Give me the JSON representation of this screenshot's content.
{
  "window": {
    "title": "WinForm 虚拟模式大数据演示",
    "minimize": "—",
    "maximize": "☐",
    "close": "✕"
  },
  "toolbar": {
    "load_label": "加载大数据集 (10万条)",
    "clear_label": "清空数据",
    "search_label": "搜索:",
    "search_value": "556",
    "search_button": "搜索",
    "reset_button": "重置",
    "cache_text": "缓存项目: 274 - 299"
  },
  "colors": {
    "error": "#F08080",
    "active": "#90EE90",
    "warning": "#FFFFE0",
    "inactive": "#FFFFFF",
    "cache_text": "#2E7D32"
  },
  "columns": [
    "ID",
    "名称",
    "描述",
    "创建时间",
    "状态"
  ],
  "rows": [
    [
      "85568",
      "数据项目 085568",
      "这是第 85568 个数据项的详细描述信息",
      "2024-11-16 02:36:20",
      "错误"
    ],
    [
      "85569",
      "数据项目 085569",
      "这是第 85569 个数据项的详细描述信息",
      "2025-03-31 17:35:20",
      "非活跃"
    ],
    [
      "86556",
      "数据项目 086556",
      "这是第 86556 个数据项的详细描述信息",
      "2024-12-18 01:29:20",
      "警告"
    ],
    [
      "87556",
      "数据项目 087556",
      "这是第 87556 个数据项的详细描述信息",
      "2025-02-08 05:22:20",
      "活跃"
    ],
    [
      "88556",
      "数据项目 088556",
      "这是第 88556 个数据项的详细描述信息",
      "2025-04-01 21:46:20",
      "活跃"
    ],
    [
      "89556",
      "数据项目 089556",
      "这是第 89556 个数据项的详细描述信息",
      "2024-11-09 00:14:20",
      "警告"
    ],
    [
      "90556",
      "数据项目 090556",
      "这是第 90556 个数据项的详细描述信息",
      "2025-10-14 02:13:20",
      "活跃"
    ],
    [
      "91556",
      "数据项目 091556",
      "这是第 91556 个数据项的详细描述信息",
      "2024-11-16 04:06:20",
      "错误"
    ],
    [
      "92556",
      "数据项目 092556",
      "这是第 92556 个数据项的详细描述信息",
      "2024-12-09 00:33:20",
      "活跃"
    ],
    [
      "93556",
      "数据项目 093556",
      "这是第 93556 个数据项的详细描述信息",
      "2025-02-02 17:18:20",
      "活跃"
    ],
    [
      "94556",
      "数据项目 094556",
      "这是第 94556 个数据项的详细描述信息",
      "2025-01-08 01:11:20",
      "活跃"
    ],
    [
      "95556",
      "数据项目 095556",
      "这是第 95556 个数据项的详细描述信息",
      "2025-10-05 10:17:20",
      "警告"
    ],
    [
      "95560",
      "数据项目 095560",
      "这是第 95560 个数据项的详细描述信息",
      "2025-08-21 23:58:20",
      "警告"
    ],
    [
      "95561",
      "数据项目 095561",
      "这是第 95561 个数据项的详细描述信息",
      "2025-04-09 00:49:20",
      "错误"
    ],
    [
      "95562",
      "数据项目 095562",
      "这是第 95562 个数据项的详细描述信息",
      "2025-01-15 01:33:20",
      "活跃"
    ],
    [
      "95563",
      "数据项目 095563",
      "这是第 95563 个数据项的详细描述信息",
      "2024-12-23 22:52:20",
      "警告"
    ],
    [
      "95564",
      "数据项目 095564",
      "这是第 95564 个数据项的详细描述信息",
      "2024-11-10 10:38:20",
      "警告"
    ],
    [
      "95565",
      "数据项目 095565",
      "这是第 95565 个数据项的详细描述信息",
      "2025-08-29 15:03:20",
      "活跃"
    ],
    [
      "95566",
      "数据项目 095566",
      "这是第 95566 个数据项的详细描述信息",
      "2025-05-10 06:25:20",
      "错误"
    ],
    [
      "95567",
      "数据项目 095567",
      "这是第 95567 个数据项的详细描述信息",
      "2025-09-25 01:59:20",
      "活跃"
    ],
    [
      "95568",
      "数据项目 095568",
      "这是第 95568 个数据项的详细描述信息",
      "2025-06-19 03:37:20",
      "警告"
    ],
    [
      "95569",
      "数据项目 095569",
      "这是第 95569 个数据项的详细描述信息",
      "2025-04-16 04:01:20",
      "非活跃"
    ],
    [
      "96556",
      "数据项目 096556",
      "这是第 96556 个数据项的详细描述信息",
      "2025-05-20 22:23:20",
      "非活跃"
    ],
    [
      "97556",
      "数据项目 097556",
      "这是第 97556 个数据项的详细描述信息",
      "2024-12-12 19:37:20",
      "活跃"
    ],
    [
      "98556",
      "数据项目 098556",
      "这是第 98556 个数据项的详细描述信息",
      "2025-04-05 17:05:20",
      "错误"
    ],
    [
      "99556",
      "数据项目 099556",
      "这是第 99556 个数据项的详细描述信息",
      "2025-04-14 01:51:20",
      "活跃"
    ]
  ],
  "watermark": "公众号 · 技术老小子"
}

DIRECTIVE:
Set down all of the entries exactly, please.

TASK RESULT:
Give me the JSON representation of this screenshot's content.
{
  "window": {
    "title": "WinForm 虚拟模式大数据演示",
    "minimize": "—",
    "maximize": "☐",
    "close": "✕"
  },
  "toolbar": {
    "load_label": "加载大数据集 (10万条)",
    "clear_label": "清空数据",
    "search_label": "搜索:",
    "search_value": "556",
    "search_button": "搜索",
    "reset_button": "重置",
    "cache_text": "缓存项目: 274 - 299"
  },
  "colors": {
    "error": "#F08080",
    "active": "#90EE90",
    "warning": "#FFFFE0",
    "inactive": "#FFFFFF",
    "cache_text": "#2E7D32"
  },
  "columns": [
    "ID",
    "名称",
    "描述",
    "创建时间",
    "状态"
  ],
  "rows": [
    [
      "85568",
      "数据项目 085568",
      "这是第 85568 个数据项的详细描述信息",
      "2024-11-16 02:36:20",
      "错误"
    ],
    [
      "85569",
      "数据项目 085569",
      "这是第 85569 个数据项的详细描述信息",
      "2025-03-31 17:35:20",
      "非活跃"
    ],
    [
      "86556",
      "数据项目 086556",
      "这是第 86556 个数据项的详细描述信息",
      "2024-12-18 01:29:20",
      "警告"
    ],
    [
      "87556",
      "数据项目 087556",
      "这是第 87556 个数据项的详细描述信息",
      "2025-02-08 05:22:20",
      "活跃"
    ],
    [
      "88556",
      "数据项目 088556",
      "这是第 88556 个数据项的详细描述信息",
      "2025-04-01 21:46:20",
      "活跃"
    ],
    [
      "89556",
      "数据项目 089556",
      "这是第 89556 个数据项的详细描述信息",
      "2024-11-09 00:14:20",
      "警告"
    ],
    [
      "90556",
      "数据项目 090556",
      "这是第 90556 个数据项的详细描述信息",
      "2025-10-14 02:13:20",
      "活跃"
    ],
    [
      "91556",
      "数据项目 091556",
      "这是第 91556 个数据项的详细描述信息",
      "2024-11-16 04:06:20",
      "错误"
    ],
    [
      "92556",
      "数据项目 092556",
      "这是第 92556 个数据项的详细描述信息",
      "2024-12-09 00:33:20",
      "活跃"
    ],
    [
      "93556",
      "数据项目 093556",
      "这是第 93556 个数据项的详细描述信息",
      "2025-02-02 17:18:20",
      "活跃"
    ],
    [
      "94556",
      "数据项目 094556",
      "这是第 94556 个数据项的详细描述信息",
      "2025-01-08 01:11:20",
      "活跃"
    ],
    [
      "95556",
      "数据项目 095556",
      "这是第 95556 个数据项的详细描述信息",
      "2025-10-05 10:17:20",
      "警告"
    ],
    [
      "95560",
      "数据项目 095560",
      "这是第 95560 个数据项的详细描述信息",
      "2025-08-21 23:58:20",
      "警告"
    ],
    [
      "95561",
      "数据项目 095561",
      "这是第 95561 个数据项的详细描述信息",
      "2025-04-09 00:49:20",
      "错误"
    ],
    [
      "95562",
      "数据项目 095562",
      "这是第 95562 个数据项的详细描述信息",
      "2025-01-15 01:33:20",
      "活跃"
    ],
    [
      "95563",
      "数据项目 095563",
      "这是第 95563 个数据项的详细描述信息",
      "2024-12-23 22:52:20",
      "警告"
    ],
    [
      "95564",
      "数据项目 095564",
      "这是第 95564 个数据项的详细描述信息",
      "2024-11-10 10:38:20",
      "警告"
    ],
    [
      "95565",
      "数据项目 095565",
      "这是第 95565 个数据项的详细描述信息",
      "2025-08-29 15:03:20",
      "活跃"
    ],
    [
      "95566",
      "数据项目 095566",
      "这是第 95566 个数据项的详细描述信息",
      "2025-05-10 06:25:20",
      "错误"
    ],
    [
      "95567",
      "数据项目 095567",
      "这是第 95567 个数据项的详细描述信息",
      "2025-09-25 01:59:20",
      "活跃"
    ],
    [
      "95568",
      "数据项目 095568",
      "这是第 95568 个数据项的详细描述信息",
      "2025-06-19 03:37:20",
      "警告"
    ],
    [
      "95569",
      "数据项目 095569",
      "这是第 95569 个数据项的详细描述信息",
      "2025-04-16 04:01:20",
      "非活跃"
    ],
    [
      "96556",
      "数据项目 096556",
      "这是第 96556 个数据项的详细描述信息",
      "2025-05-20 22:23:20",
      "非活跃"
    ],
    [
      "97556",
      "数据项目 097556",
      "这是第 97556 个数据项的详细描述信息",
      "2024-12-12 19:37:20",
      "活跃"
    ],
    [
      "98556",
      "数据项目 098556",
      "这是第 98556 个数据项的详细描述信息",
      "2025-04-05 17:05:20",
      "错误"
    ],
    [
      "99556",
      "数据项目 099556",
      "这是第 99556 个数据项的详细描述信息",
      "2025-04-14 01:51:20",
      "活跃"
    ]
  ],
  "watermark": "公众号 · 技术老小子"
}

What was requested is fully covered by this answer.